WHAT YOU SHOULD DO — Go through the listing and return every line with "screenshot" in it.

::: EXTRACTED ENTRIES :::

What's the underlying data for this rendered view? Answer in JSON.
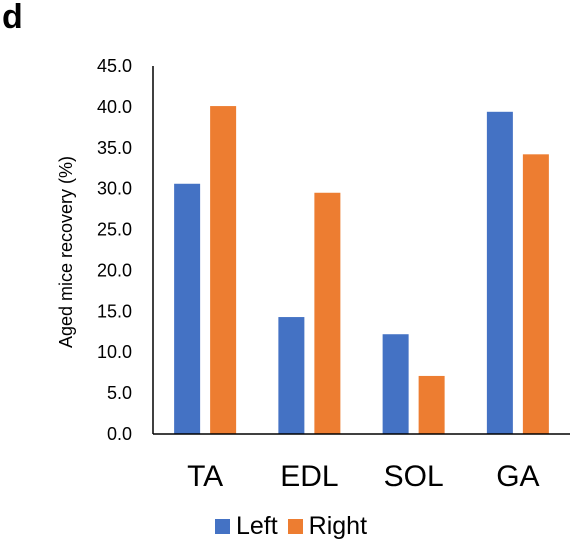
{
  "panel_label": "d",
  "chart_data": {
    "type": "bar",
    "title": "",
    "xlabel": "",
    "ylabel": "Aged mice recovery (%)",
    "ylim": [
      0,
      45
    ],
    "ytick_values": [
      0,
      5,
      10,
      15,
      20,
      25,
      30,
      35,
      40,
      45
    ],
    "ytick_labels": [
      "0.0",
      "5.0",
      "10.0",
      "15.0",
      "20.0",
      "25.0",
      "30.0",
      "35.0",
      "40.0",
      "45.0"
    ],
    "categories": [
      "TA",
      "EDL",
      "SOL",
      "GA"
    ],
    "series": [
      {
        "name": "Left",
        "color": "#4472C4",
        "values": [
          30.6,
          14.3,
          12.2,
          39.4
        ]
      },
      {
        "name": "Right",
        "color": "#ED7D31",
        "values": [
          40.1,
          29.5,
          7.1,
          34.2
        ]
      }
    ],
    "grid": false,
    "legend_position": "bottom"
  }
}
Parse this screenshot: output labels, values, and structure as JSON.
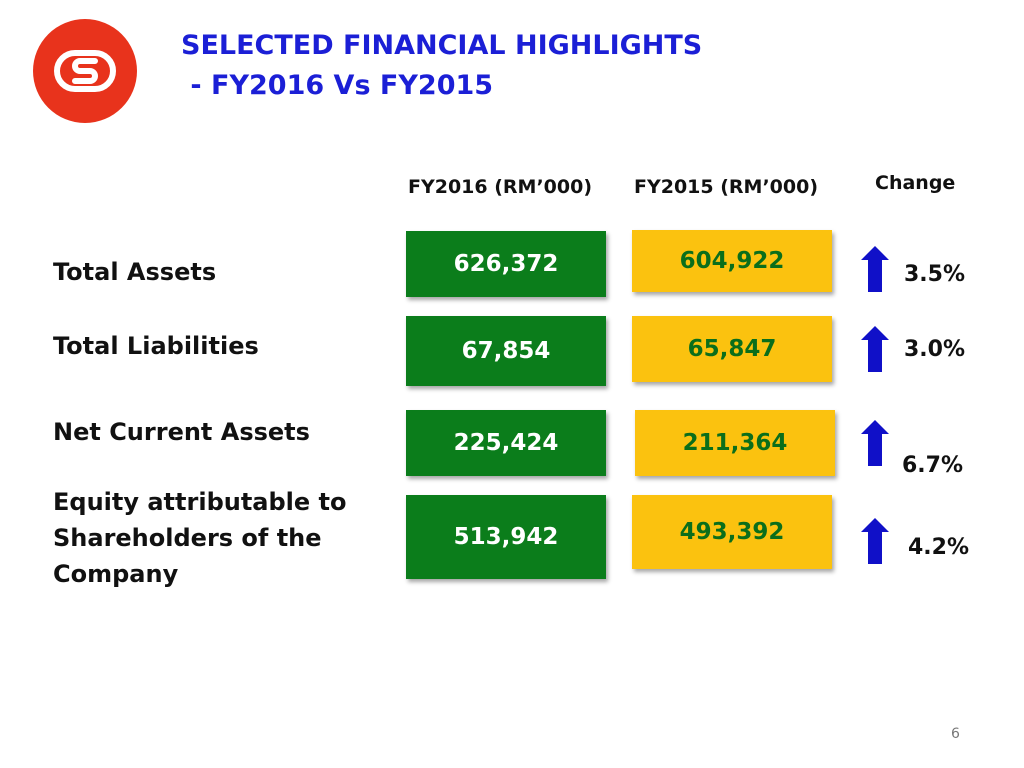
{
  "title": {
    "line1": "SELECTED FINANCIAL HIGHLIGHTS",
    "line2": " - FY2016 Vs FY2015"
  },
  "columns": {
    "fy2016": "FY2016 (RM’000)",
    "fy2015": "FY2015 (RM’000)",
    "change": "Change"
  },
  "rows": [
    {
      "label": "Total Assets",
      "fy2016": "626,372",
      "fy2015": "604,922",
      "change": "3.5%"
    },
    {
      "label": "Total Liabilities",
      "fy2016": "67,854",
      "fy2015": "65,847",
      "change": "3.0%"
    },
    {
      "label": "Net Current Assets",
      "fy2016": "225,424",
      "fy2015": "211,364",
      "change": "6.7%"
    },
    {
      "label": "Equity attributable to Shareholders of the Company",
      "fy2016": "513,942",
      "fy2015": "493,392",
      "change": "4.2%"
    }
  ],
  "colors": {
    "title": "#1b1fd6",
    "fy2016_box": "#0b7d1b",
    "fy2015_box": "#fbc20f",
    "fy2015_text": "#0b6e1b",
    "arrow": "#1010c8",
    "logo": "#e8331c"
  },
  "icons": {
    "logo": "company-logo",
    "change": "up-arrow-icon"
  },
  "page_number": "6"
}
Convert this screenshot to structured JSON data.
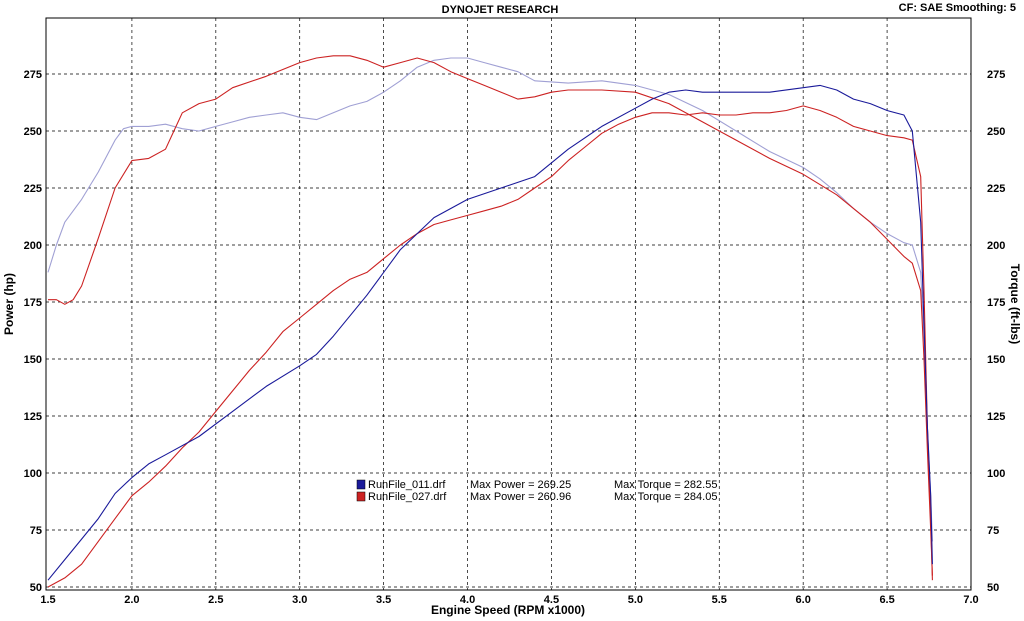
{
  "header": {
    "title": "DYNOJET RESEARCH",
    "info": "CF: SAE  Smoothing: 5"
  },
  "chart_data": {
    "type": "line",
    "title": "DYNOJET RESEARCH",
    "xlabel": "Engine Speed (RPM x1000)",
    "ylabel_left": "Power (hp)",
    "ylabel_right": "Torque (ft-lbs)",
    "xlim": [
      1.5,
      7.0
    ],
    "ylim": [
      50,
      300
    ],
    "x_ticks": [
      "1.5",
      "2.0",
      "2.5",
      "3.0",
      "3.5",
      "4.0",
      "4.5",
      "5.0",
      "5.5",
      "6.0",
      "6.5",
      "7.0"
    ],
    "y_ticks": [
      "50",
      "75",
      "100",
      "125",
      "150",
      "175",
      "200",
      "225",
      "250",
      "275"
    ],
    "grid": true,
    "legend_position": "center",
    "colors": {
      "run011_power": "#1a1a9a",
      "run011_torque": "#a0a0d4",
      "run027_power": "#cc2222",
      "run027_torque": "#cc2222"
    },
    "legend": [
      {
        "file": "RunFile_011.drf",
        "power_label": "Max Power = 269.25",
        "torque_label": "Max Torque = 282.55",
        "color": "#1a1a9a"
      },
      {
        "file": "RunFile_027.drf",
        "power_label": "Max Power = 260.96",
        "torque_label": "Max Torque = 284.05",
        "color": "#cc2222"
      }
    ],
    "series": [
      {
        "key": "run011_power",
        "x": [
          1.5,
          1.6,
          1.7,
          1.8,
          1.9,
          2.0,
          2.1,
          2.2,
          2.4,
          2.6,
          2.8,
          3.0,
          3.1,
          3.2,
          3.4,
          3.6,
          3.8,
          4.0,
          4.2,
          4.4,
          4.6,
          4.8,
          5.0,
          5.1,
          5.2,
          5.3,
          5.4,
          5.6,
          5.8,
          6.0,
          6.1,
          6.2,
          6.3,
          6.4,
          6.5,
          6.6,
          6.65,
          6.7,
          6.72,
          6.74,
          6.76,
          6.77
        ],
        "y": [
          53,
          62,
          71,
          80,
          91,
          98,
          104,
          108,
          116,
          127,
          138,
          147,
          152,
          160,
          178,
          198,
          212,
          220,
          225,
          230,
          242,
          252,
          260,
          264,
          267,
          268,
          267,
          267,
          267,
          269,
          270,
          268,
          264,
          262,
          259,
          257,
          250,
          210,
          165,
          120,
          90,
          60
        ]
      },
      {
        "key": "run011_torque",
        "x": [
          1.5,
          1.55,
          1.6,
          1.7,
          1.8,
          1.9,
          1.95,
          2.0,
          2.1,
          2.2,
          2.3,
          2.4,
          2.5,
          2.6,
          2.7,
          2.8,
          2.9,
          3.0,
          3.1,
          3.2,
          3.3,
          3.4,
          3.5,
          3.6,
          3.7,
          3.8,
          3.9,
          4.0,
          4.1,
          4.2,
          4.3,
          4.4,
          4.6,
          4.8,
          5.0,
          5.2,
          5.4,
          5.6,
          5.8,
          6.0,
          6.1,
          6.2,
          6.3,
          6.4,
          6.5,
          6.6,
          6.65,
          6.7,
          6.72,
          6.74,
          6.76,
          6.77
        ],
        "y": [
          188,
          200,
          210,
          220,
          232,
          246,
          251,
          252,
          252,
          253,
          251,
          250,
          252,
          254,
          256,
          257,
          258,
          256,
          255,
          258,
          261,
          263,
          267,
          272,
          278,
          281,
          282,
          282,
          280,
          278,
          276,
          272,
          271,
          272,
          270,
          266,
          259,
          250,
          241,
          234,
          229,
          223,
          216,
          210,
          205,
          201,
          200,
          188,
          160,
          120,
          90,
          70
        ]
      },
      {
        "key": "run027_power",
        "x": [
          1.5,
          1.6,
          1.7,
          1.8,
          1.9,
          2.0,
          2.1,
          2.2,
          2.3,
          2.4,
          2.5,
          2.6,
          2.7,
          2.8,
          2.9,
          3.0,
          3.1,
          3.2,
          3.3,
          3.4,
          3.5,
          3.6,
          3.7,
          3.8,
          3.9,
          4.0,
          4.1,
          4.2,
          4.3,
          4.4,
          4.5,
          4.6,
          4.7,
          4.8,
          4.9,
          5.0,
          5.1,
          5.2,
          5.3,
          5.4,
          5.5,
          5.6,
          5.7,
          5.8,
          5.9,
          6.0,
          6.1,
          6.2,
          6.3,
          6.4,
          6.5,
          6.6,
          6.65,
          6.7,
          6.72,
          6.74,
          6.76,
          6.77
        ],
        "y": [
          50,
          54,
          60,
          70,
          80,
          90,
          96,
          103,
          111,
          118,
          127,
          136,
          145,
          153,
          162,
          168,
          174,
          180,
          185,
          188,
          194,
          200,
          205,
          209,
          211,
          213,
          215,
          217,
          220,
          225,
          230,
          237,
          243,
          249,
          253,
          256,
          258,
          258,
          257,
          258,
          257,
          257,
          258,
          258,
          259,
          261,
          259,
          256,
          252,
          250,
          248,
          247,
          246,
          230,
          180,
          120,
          80,
          53
        ]
      },
      {
        "key": "run027_torque",
        "x": [
          1.5,
          1.55,
          1.6,
          1.65,
          1.7,
          1.8,
          1.9,
          2.0,
          2.1,
          2.2,
          2.3,
          2.4,
          2.5,
          2.6,
          2.8,
          3.0,
          3.1,
          3.2,
          3.3,
          3.4,
          3.5,
          3.6,
          3.7,
          3.8,
          3.9,
          4.0,
          4.1,
          4.2,
          4.3,
          4.4,
          4.5,
          4.6,
          4.8,
          5.0,
          5.2,
          5.4,
          5.6,
          5.8,
          6.0,
          6.2,
          6.4,
          6.6,
          6.65,
          6.7,
          6.72,
          6.74,
          6.76,
          6.77
        ],
        "y": [
          176,
          176,
          174,
          176,
          182,
          203,
          225,
          237,
          238,
          242,
          258,
          262,
          264,
          269,
          274,
          280,
          282,
          283,
          283,
          281,
          278,
          280,
          282,
          280,
          276,
          273,
          270,
          267,
          264,
          265,
          267,
          268,
          268,
          267,
          262,
          254,
          246,
          238,
          231,
          222,
          210,
          195,
          192,
          180,
          150,
          110,
          75,
          55
        ]
      }
    ]
  }
}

:::

RESULT —
Parse this screenshot: output labels, values, and structure as JSON.
Convert this screenshot to structured JSON data.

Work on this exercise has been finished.